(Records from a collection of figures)
---*---
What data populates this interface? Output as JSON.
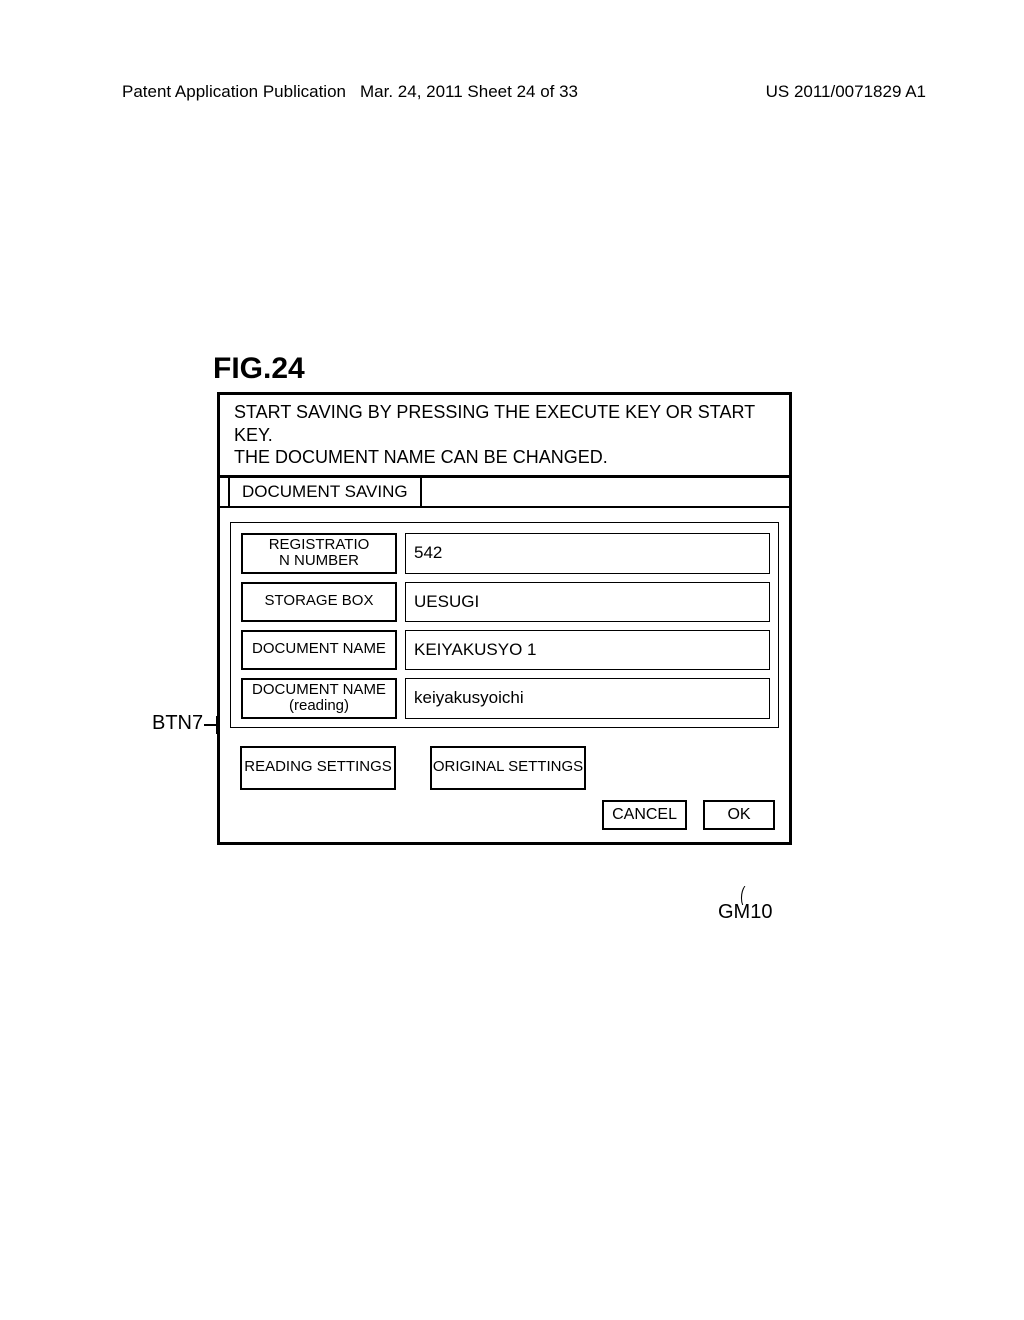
{
  "header": {
    "left": "Patent Application Publication",
    "center": "Mar. 24, 2011  Sheet 24 of 33",
    "right": "US 2011/0071829 A1"
  },
  "figure_label": "FIG.24",
  "callout_btn7": "BTN7",
  "callout_gm10": "GM10",
  "dialog": {
    "instruction_line1": "START SAVING BY PRESSING THE EXECUTE KEY OR START KEY.",
    "instruction_line2": "THE DOCUMENT NAME CAN BE CHANGED.",
    "tab_label": "DOCUMENT SAVING",
    "fields": {
      "registration": {
        "label": "REGISTRATIO\nN NUMBER",
        "value": "542"
      },
      "storage_box": {
        "label": "STORAGE BOX",
        "value": "UESUGI"
      },
      "document_name": {
        "label": "DOCUMENT NAME",
        "value": "KEIYAKUSYO 1"
      },
      "document_name_reading": {
        "label": "DOCUMENT NAME (reading)",
        "value": "keiyakusyoichi"
      }
    },
    "settings": {
      "reading": "READING SETTINGS",
      "original": "ORIGINAL SETTINGS"
    },
    "actions": {
      "cancel": "CANCEL",
      "ok": "OK"
    }
  }
}
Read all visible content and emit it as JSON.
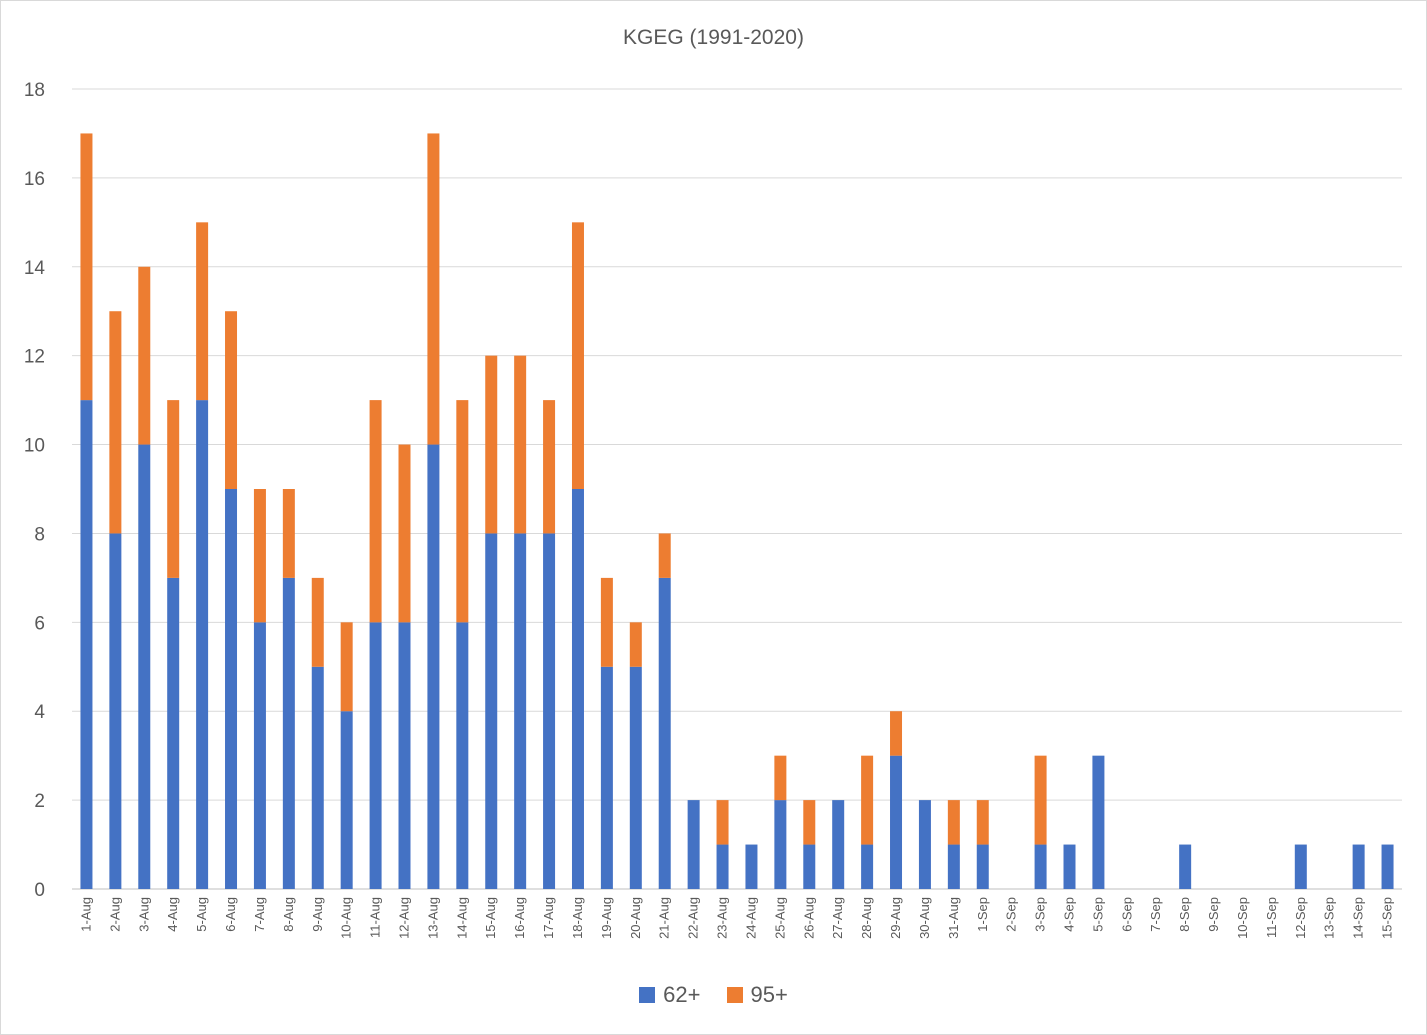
{
  "chart_data": {
    "type": "bar",
    "stacked": true,
    "title": "KGEG (1991-2020)",
    "xlabel": "",
    "ylabel": "",
    "ylim": [
      0,
      18
    ],
    "yticks": [
      0,
      2,
      4,
      6,
      8,
      10,
      12,
      14,
      16,
      18
    ],
    "grid": true,
    "legend_position": "bottom",
    "categories": [
      "1-Aug",
      "2-Aug",
      "3-Aug",
      "4-Aug",
      "5-Aug",
      "6-Aug",
      "7-Aug",
      "8-Aug",
      "9-Aug",
      "10-Aug",
      "11-Aug",
      "12-Aug",
      "13-Aug",
      "14-Aug",
      "15-Aug",
      "16-Aug",
      "17-Aug",
      "18-Aug",
      "19-Aug",
      "20-Aug",
      "21-Aug",
      "22-Aug",
      "23-Aug",
      "24-Aug",
      "25-Aug",
      "26-Aug",
      "27-Aug",
      "28-Aug",
      "29-Aug",
      "30-Aug",
      "31-Aug",
      "1-Sep",
      "2-Sep",
      "3-Sep",
      "4-Sep",
      "5-Sep",
      "6-Sep",
      "7-Sep",
      "8-Sep",
      "9-Sep",
      "10-Sep",
      "11-Sep",
      "12-Sep",
      "13-Sep",
      "14-Sep",
      "15-Sep"
    ],
    "series": [
      {
        "name": "62+",
        "color": "#4472C4",
        "values": [
          11,
          8,
          10,
          7,
          11,
          9,
          6,
          7,
          5,
          4,
          6,
          6,
          10,
          6,
          8,
          8,
          8,
          9,
          5,
          5,
          7,
          2,
          1,
          1,
          2,
          1,
          2,
          1,
          3,
          2,
          1,
          1,
          0,
          1,
          1,
          3,
          0,
          0,
          1,
          0,
          0,
          0,
          1,
          0,
          1,
          1
        ]
      },
      {
        "name": "95+",
        "color": "#ED7D31",
        "values": [
          6,
          5,
          4,
          4,
          4,
          4,
          3,
          2,
          2,
          2,
          5,
          4,
          7,
          5,
          4,
          4,
          3,
          6,
          2,
          1,
          1,
          0,
          1,
          0,
          1,
          1,
          0,
          2,
          1,
          0,
          1,
          1,
          0,
          2,
          0,
          0,
          0,
          0,
          0,
          0,
          0,
          0,
          0,
          0,
          0,
          0
        ]
      }
    ]
  }
}
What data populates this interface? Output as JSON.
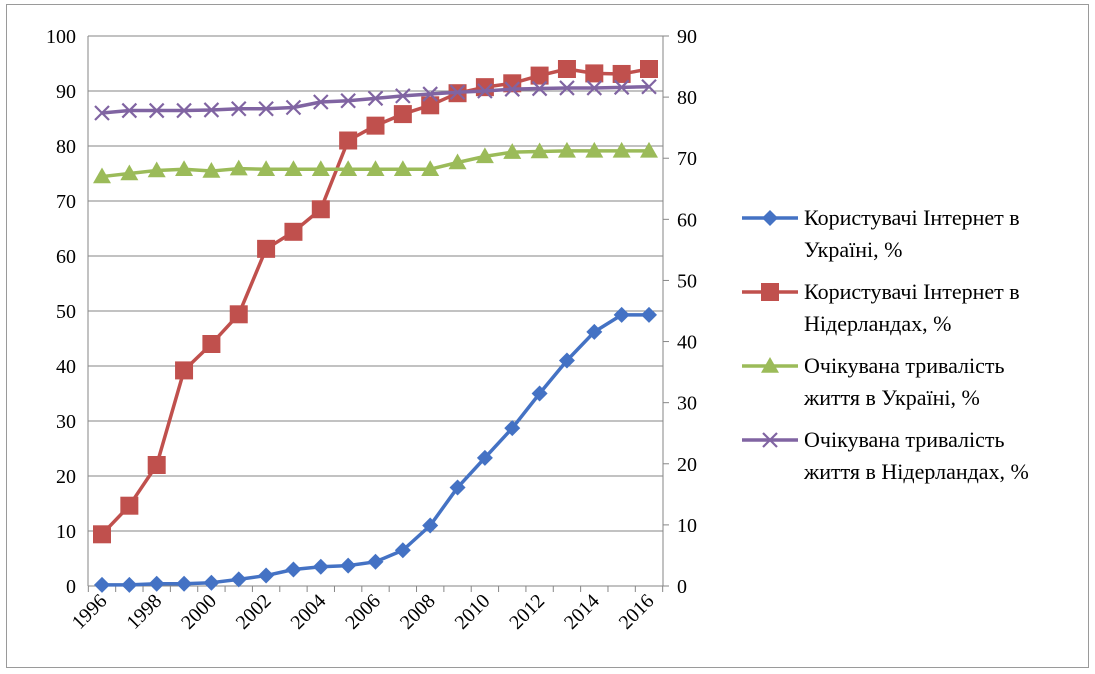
{
  "chart_data": {
    "type": "line",
    "x": [
      1996,
      1997,
      1998,
      1999,
      2000,
      2001,
      2002,
      2003,
      2004,
      2005,
      2006,
      2007,
      2008,
      2009,
      2010,
      2011,
      2012,
      2013,
      2014,
      2015,
      2016
    ],
    "x_tick_labels": [
      "1996",
      "1998",
      "2000",
      "2002",
      "2004",
      "2006",
      "2008",
      "2010",
      "2012",
      "2014",
      "2016"
    ],
    "y_left": {
      "range": [
        0,
        100
      ],
      "ticks": [
        "0",
        "10",
        "20",
        "30",
        "40",
        "50",
        "60",
        "70",
        "80",
        "90",
        "100"
      ]
    },
    "y_right": {
      "range": [
        0,
        90
      ],
      "ticks": [
        "0",
        "10",
        "20",
        "30",
        "40",
        "50",
        "60",
        "70",
        "80",
        "90"
      ]
    },
    "grid": "horizontal-left-axis",
    "legend_position": "right",
    "series": [
      {
        "name": "Користувачі Інтернет в Україні, %",
        "legend_lines": [
          "Користувачі Інтернет в",
          "Україні, %"
        ],
        "axis": "left",
        "color": "#4472C4",
        "marker": "diamond",
        "values": [
          0.2,
          0.2,
          0.4,
          0.4,
          0.6,
          1.2,
          1.9,
          3.0,
          3.5,
          3.7,
          4.4,
          6.5,
          11.0,
          17.9,
          23.3,
          28.7,
          35.0,
          41.0,
          46.2,
          49.3,
          49.3
        ]
      },
      {
        "name": "Користувачі Інтернет в Нідерландах, %",
        "legend_lines": [
          "Користувачі Інтернет в",
          "Нідерландах, %"
        ],
        "axis": "left",
        "color": "#C0504D",
        "marker": "square",
        "values": [
          9.4,
          14.6,
          22.0,
          39.2,
          44.0,
          49.4,
          61.3,
          64.4,
          68.5,
          81.0,
          83.7,
          85.8,
          87.4,
          89.6,
          90.7,
          91.4,
          92.8,
          94.0,
          93.2,
          93.1,
          94.0
        ]
      },
      {
        "name": "Очікувана тривалість життя в Україні, %",
        "legend_lines": [
          "Очікувана тривалість",
          "життя в Україні, %"
        ],
        "axis": "right",
        "color": "#9BBB59",
        "marker": "triangle",
        "values": [
          67.0,
          67.5,
          68.0,
          68.2,
          67.9,
          68.3,
          68.2,
          68.2,
          68.2,
          68.2,
          68.2,
          68.2,
          68.2,
          69.3,
          70.3,
          71.0,
          71.1,
          71.2,
          71.2,
          71.2,
          71.2
        ]
      },
      {
        "name": "Очікувана тривалість життя в Нідерландах, %",
        "legend_lines": [
          "Очікувана тривалість",
          "життя в Нідерландах, %"
        ],
        "axis": "right",
        "color": "#8064A2",
        "marker": "x",
        "values": [
          77.4,
          77.8,
          77.8,
          77.8,
          77.9,
          78.1,
          78.1,
          78.3,
          79.2,
          79.4,
          79.8,
          80.2,
          80.5,
          80.8,
          81.0,
          81.3,
          81.4,
          81.5,
          81.5,
          81.6,
          81.7
        ]
      }
    ]
  }
}
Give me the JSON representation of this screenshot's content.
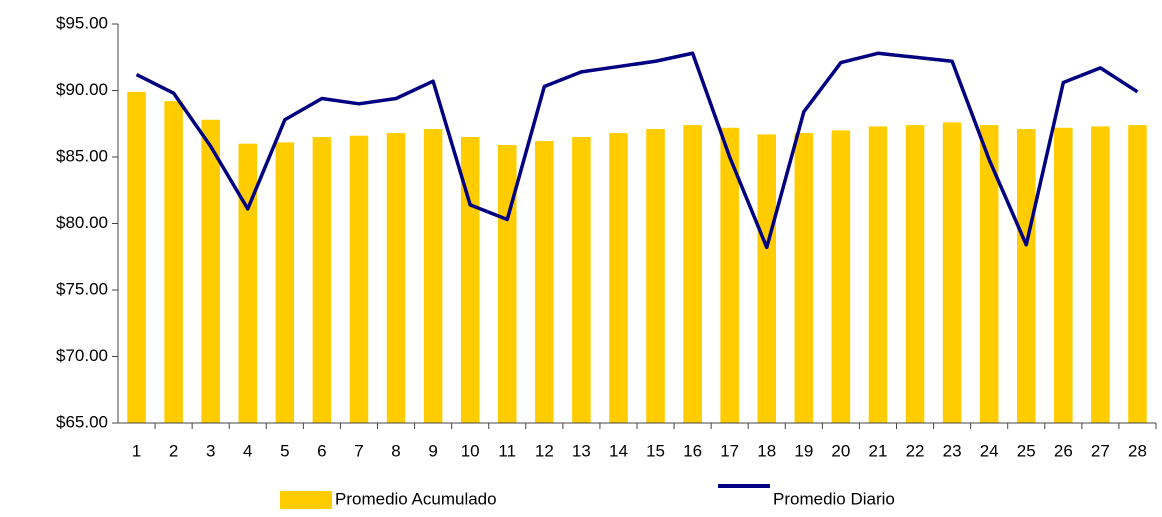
{
  "chart_data": {
    "type": "combo",
    "categories": [
      "1",
      "2",
      "3",
      "4",
      "5",
      "6",
      "7",
      "8",
      "9",
      "10",
      "11",
      "12",
      "13",
      "14",
      "15",
      "16",
      "17",
      "18",
      "19",
      "20",
      "21",
      "22",
      "23",
      "24",
      "25",
      "26",
      "27",
      "28"
    ],
    "series": [
      {
        "name": "Promedio Acumulado",
        "type": "bar",
        "color": "#ffcc00",
        "values": [
          89.9,
          89.2,
          87.8,
          86.0,
          86.1,
          86.5,
          86.6,
          86.8,
          87.1,
          86.5,
          85.9,
          86.2,
          86.5,
          86.8,
          87.1,
          87.4,
          87.2,
          86.7,
          86.8,
          87.0,
          87.3,
          87.4,
          87.6,
          87.4,
          87.1,
          87.2,
          87.3,
          87.4
        ]
      },
      {
        "name": "Promedio Diario",
        "type": "line",
        "color": "#000080",
        "values": [
          91.2,
          89.8,
          85.8,
          81.1,
          87.8,
          89.4,
          89.0,
          89.4,
          90.7,
          81.4,
          80.3,
          90.3,
          91.4,
          91.8,
          92.2,
          92.8,
          85.0,
          78.2,
          88.4,
          92.1,
          92.8,
          92.5,
          92.2,
          84.8,
          78.4,
          90.6,
          91.7,
          89.9
        ]
      }
    ],
    "ylim": [
      65,
      95
    ],
    "yticks": [
      {
        "value": 65,
        "label": "$65.00"
      },
      {
        "value": 70,
        "label": "$70.00"
      },
      {
        "value": 75,
        "label": "$75.00"
      },
      {
        "value": 80,
        "label": "$80.00"
      },
      {
        "value": 85,
        "label": "$85.00"
      },
      {
        "value": 90,
        "label": "$90.00"
      },
      {
        "value": 95,
        "label": "$95.00"
      }
    ],
    "grid": false,
    "legend": "bottom"
  }
}
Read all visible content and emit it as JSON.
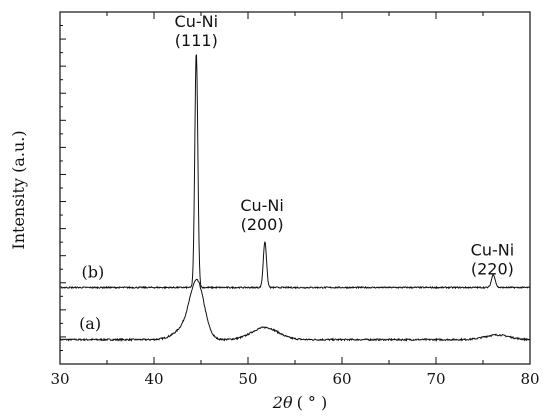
{
  "chart_data": {
    "type": "line",
    "title": "",
    "xlabel_italic": "2θ",
    "xlabel_unit": "( ° )",
    "ylabel": "Intensity  (a.u.)",
    "xlim": [
      30,
      80
    ],
    "xticks": [
      30,
      40,
      50,
      60,
      70,
      80
    ],
    "yticks_labeled": false,
    "grid": false,
    "legend": "none",
    "series": [
      {
        "name": "(a)",
        "baseline": 0.18,
        "noise": 0.006,
        "peaks": [
          {
            "x": 44.6,
            "height": 0.38,
            "width": 0.75,
            "shoulder": {
              "x": 43.5,
              "height": 0.09,
              "width": 1.2
            }
          },
          {
            "x": 51.8,
            "height": 0.09,
            "width": 1.4
          },
          {
            "x": 76.5,
            "height": 0.035,
            "width": 1.3
          }
        ]
      },
      {
        "name": "(b)",
        "baseline": 0.565,
        "noise": 0.005,
        "peaks": [
          {
            "x": 44.5,
            "height": 1.74,
            "width": 0.16
          },
          {
            "x": 51.8,
            "height": 0.34,
            "width": 0.17
          },
          {
            "x": 76.1,
            "height": 0.095,
            "width": 0.2
          }
        ]
      }
    ],
    "ylim": [
      0,
      2.6
    ],
    "annotations": [
      {
        "line1": "Cu-Ni",
        "line2": "(111)",
        "x": 44.5,
        "y": 2.49
      },
      {
        "line1": "Cu-Ni",
        "line2": "(200)",
        "x": 51.5,
        "y": 1.13
      },
      {
        "line1": "Cu-Ni",
        "line2": "(220)",
        "x": 76.0,
        "y": 0.8
      }
    ],
    "curve_labels": [
      {
        "text": "(a)",
        "x": 33.2,
        "y": 0.26
      },
      {
        "text": "(b)",
        "x": 33.5,
        "y": 0.64
      }
    ]
  }
}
---*---
(GIVEN PROBLEM): Copy every single line of the material above that holds "Promedio".

(SOLUTION FOR THIS PROBLEM):
        "name": "Promedio Acumulado",
        "name": "Promedio Diario",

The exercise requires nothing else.